Reproduce the records below exactly as they appear.

** Begin Records for the exercise **

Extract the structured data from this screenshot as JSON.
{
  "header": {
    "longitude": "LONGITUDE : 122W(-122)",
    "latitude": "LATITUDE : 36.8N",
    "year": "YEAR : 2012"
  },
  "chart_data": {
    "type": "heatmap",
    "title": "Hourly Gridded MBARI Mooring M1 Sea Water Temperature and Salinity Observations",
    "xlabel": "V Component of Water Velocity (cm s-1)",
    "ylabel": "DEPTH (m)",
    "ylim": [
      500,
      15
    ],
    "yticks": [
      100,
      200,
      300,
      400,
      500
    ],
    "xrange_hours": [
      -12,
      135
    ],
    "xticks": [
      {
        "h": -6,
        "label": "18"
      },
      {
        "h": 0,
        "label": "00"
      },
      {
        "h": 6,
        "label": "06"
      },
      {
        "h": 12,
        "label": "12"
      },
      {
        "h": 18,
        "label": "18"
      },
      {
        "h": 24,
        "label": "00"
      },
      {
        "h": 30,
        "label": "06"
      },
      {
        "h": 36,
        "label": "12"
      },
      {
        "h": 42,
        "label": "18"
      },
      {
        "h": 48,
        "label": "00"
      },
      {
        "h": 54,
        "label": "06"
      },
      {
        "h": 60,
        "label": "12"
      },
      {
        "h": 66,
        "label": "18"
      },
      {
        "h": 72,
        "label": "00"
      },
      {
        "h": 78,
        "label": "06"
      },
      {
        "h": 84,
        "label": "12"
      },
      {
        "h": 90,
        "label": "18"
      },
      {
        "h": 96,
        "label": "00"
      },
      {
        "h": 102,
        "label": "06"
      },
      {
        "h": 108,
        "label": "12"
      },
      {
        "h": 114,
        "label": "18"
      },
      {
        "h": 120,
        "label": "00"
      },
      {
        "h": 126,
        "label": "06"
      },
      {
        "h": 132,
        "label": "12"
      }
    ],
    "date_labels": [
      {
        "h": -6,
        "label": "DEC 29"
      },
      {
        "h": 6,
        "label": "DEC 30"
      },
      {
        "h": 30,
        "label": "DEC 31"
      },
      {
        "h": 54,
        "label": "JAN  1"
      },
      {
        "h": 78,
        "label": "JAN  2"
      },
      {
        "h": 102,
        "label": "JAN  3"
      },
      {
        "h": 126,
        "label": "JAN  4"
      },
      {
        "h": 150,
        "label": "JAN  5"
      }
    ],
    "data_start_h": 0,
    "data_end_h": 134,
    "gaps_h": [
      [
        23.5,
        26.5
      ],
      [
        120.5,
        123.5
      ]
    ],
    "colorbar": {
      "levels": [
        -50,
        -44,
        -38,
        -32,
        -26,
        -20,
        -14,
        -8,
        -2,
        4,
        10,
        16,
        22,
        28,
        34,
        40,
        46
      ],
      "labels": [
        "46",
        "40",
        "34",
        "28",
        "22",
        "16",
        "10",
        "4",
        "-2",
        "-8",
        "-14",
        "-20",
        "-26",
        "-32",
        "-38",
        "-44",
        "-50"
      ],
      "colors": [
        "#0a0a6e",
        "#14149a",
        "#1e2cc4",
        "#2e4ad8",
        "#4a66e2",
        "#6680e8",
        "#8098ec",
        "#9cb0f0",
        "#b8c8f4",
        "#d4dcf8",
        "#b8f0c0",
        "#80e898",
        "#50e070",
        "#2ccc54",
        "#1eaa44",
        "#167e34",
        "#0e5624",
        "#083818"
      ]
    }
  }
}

** End Records for the exercise **

Output for this task:
Extract the structured data from this screenshot as JSON.
{
  "header": {
    "longitude": "LONGITUDE : 122W(-122)",
    "latitude": "LATITUDE : 36.8N",
    "year": "YEAR : 2012"
  },
  "chart_data": {
    "type": "heatmap",
    "title": "Hourly Gridded MBARI Mooring M1 Sea Water Temperature and Salinity Observations",
    "xlabel": "V Component of Water Velocity (cm s-1)",
    "ylabel": "DEPTH (m)",
    "ylim": [
      500,
      15
    ],
    "yticks": [
      100,
      200,
      300,
      400,
      500
    ],
    "xrange_hours": [
      -12,
      135
    ],
    "xticks": [
      {
        "h": -6,
        "label": "18"
      },
      {
        "h": 0,
        "label": "00"
      },
      {
        "h": 6,
        "label": "06"
      },
      {
        "h": 12,
        "label": "12"
      },
      {
        "h": 18,
        "label": "18"
      },
      {
        "h": 24,
        "label": "00"
      },
      {
        "h": 30,
        "label": "06"
      },
      {
        "h": 36,
        "label": "12"
      },
      {
        "h": 42,
        "label": "18"
      },
      {
        "h": 48,
        "label": "00"
      },
      {
        "h": 54,
        "label": "06"
      },
      {
        "h": 60,
        "label": "12"
      },
      {
        "h": 66,
        "label": "18"
      },
      {
        "h": 72,
        "label": "00"
      },
      {
        "h": 78,
        "label": "06"
      },
      {
        "h": 84,
        "label": "12"
      },
      {
        "h": 90,
        "label": "18"
      },
      {
        "h": 96,
        "label": "00"
      },
      {
        "h": 102,
        "label": "06"
      },
      {
        "h": 108,
        "label": "12"
      },
      {
        "h": 114,
        "label": "18"
      },
      {
        "h": 120,
        "label": "00"
      },
      {
        "h": 126,
        "label": "06"
      },
      {
        "h": 132,
        "label": "12"
      }
    ],
    "date_labels": [
      {
        "h": -6,
        "label": "DEC 29"
      },
      {
        "h": 6,
        "label": "DEC 30"
      },
      {
        "h": 30,
        "label": "DEC 31"
      },
      {
        "h": 54,
        "label": "JAN  1"
      },
      {
        "h": 78,
        "label": "JAN  2"
      },
      {
        "h": 102,
        "label": "JAN  3"
      },
      {
        "h": 126,
        "label": "JAN  4"
      },
      {
        "h": 150,
        "label": "JAN  5"
      }
    ],
    "data_start_h": 0,
    "data_end_h": 134,
    "gaps_h": [
      [
        23.5,
        26.5
      ],
      [
        120.5,
        123.5
      ]
    ],
    "colorbar": {
      "levels": [
        -50,
        -44,
        -38,
        -32,
        -26,
        -20,
        -14,
        -8,
        -2,
        4,
        10,
        16,
        22,
        28,
        34,
        40,
        46
      ],
      "labels": [
        "46",
        "40",
        "34",
        "28",
        "22",
        "16",
        "10",
        "4",
        "-2",
        "-8",
        "-14",
        "-20",
        "-26",
        "-32",
        "-38",
        "-44",
        "-50"
      ],
      "colors": [
        "#0a0a6e",
        "#14149a",
        "#1e2cc4",
        "#2e4ad8",
        "#4a66e2",
        "#6680e8",
        "#8098ec",
        "#9cb0f0",
        "#b8c8f4",
        "#d4dcf8",
        "#b8f0c0",
        "#80e898",
        "#50e070",
        "#2ccc54",
        "#1eaa44",
        "#167e34",
        "#0e5624",
        "#083818"
      ]
    }
  }
}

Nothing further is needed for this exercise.